Items:
[Start]

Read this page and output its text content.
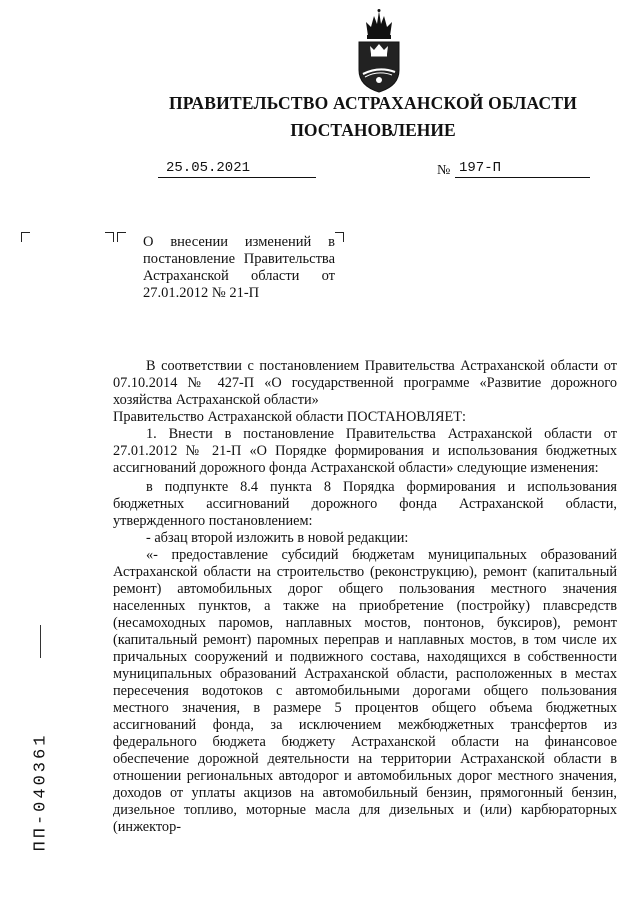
ПРАВИТЕЛЬСТВО АСТРАХАНСКОЙ ОБЛАСТИ
ПОСТАНОВЛЕНИЕ
25.05.2021	№ 197-П
О внесении изменений в постановление Правительства Астраханской области от 27.01.2012 № 21-П

В соответствии с постановлением Правительства Астраханской области от 07.10.2014 № 427-П «О государственной программе «Развитие дорожного хозяйства Астраханской области»

Правительство Астраханской области ПОСТАНОВЛЯЕТ:

1. Внести в постановление Правительства Астраханской области от 27.01.2012 № 21-П «О Порядке формирования и использования бюджетных ассигнований дорожного фонда Астраханской области» следующие изменения:

в подпункте 8.4 пункта 8 Порядка формирования и использования бюджетных ассигнований дорожного фонда Астраханской области, утвержденного постановлением:

- абзац второй изложить в новой редакции:

«- предоставление субсидий бюджетам муниципальных образований Астраханской области на строительство (реконструкцию), ремонт (капитальный ремонт) автомобильных дорог общего пользования местного значения населенных пунктов, а также на приобретение (постройку) плавсредств (несамоходных паромов, наплавных мостов, понтонов, буксиров), ремонт (капитальный ремонт) паромных переправ и наплавных мостов, в том числе их причальных сооружений и подвижного состава, находящихся в собственности муниципальных образований Астраханской области, расположенных в местах пересечения водотоков с автомобильными дорогами общего пользования местного значения, в размере 5 процентов общего объема бюджетных ассигнований фонда, за исключением межбюджетных трансфертов из федерального бюджета бюджету Астраханской области на финансовое обеспечение дорожной деятельности на территории Астраханской области в отношении региональных автодорог и автомобильных дорог местного значения, доходов от уплаты акцизов на автомобильный бензин, прямогонный бензин, дизельное топливо, моторные масла для дизельных и (или) карбюраторных (инжектор-

ПП-040361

[End]

Given request: Show each line of the listing that holds the string "Правительства".

Result of the task:
О внесении изменений в постановление Правительства Астраханской области от 27.01.2012 № 21-П
В соответствии с постановлением Правительства Астраханской области от 07.10.2014 № 427-П «О государственной программе «Развитие дорожного хозяйства Астраханской области»
1. Внести в постановление Правительства Астраханской области от 27.01.2012 № 21-П «О Порядке формирования и использования бюджетных ассигнований дорожного фонда Астраханской области» следующие изменения:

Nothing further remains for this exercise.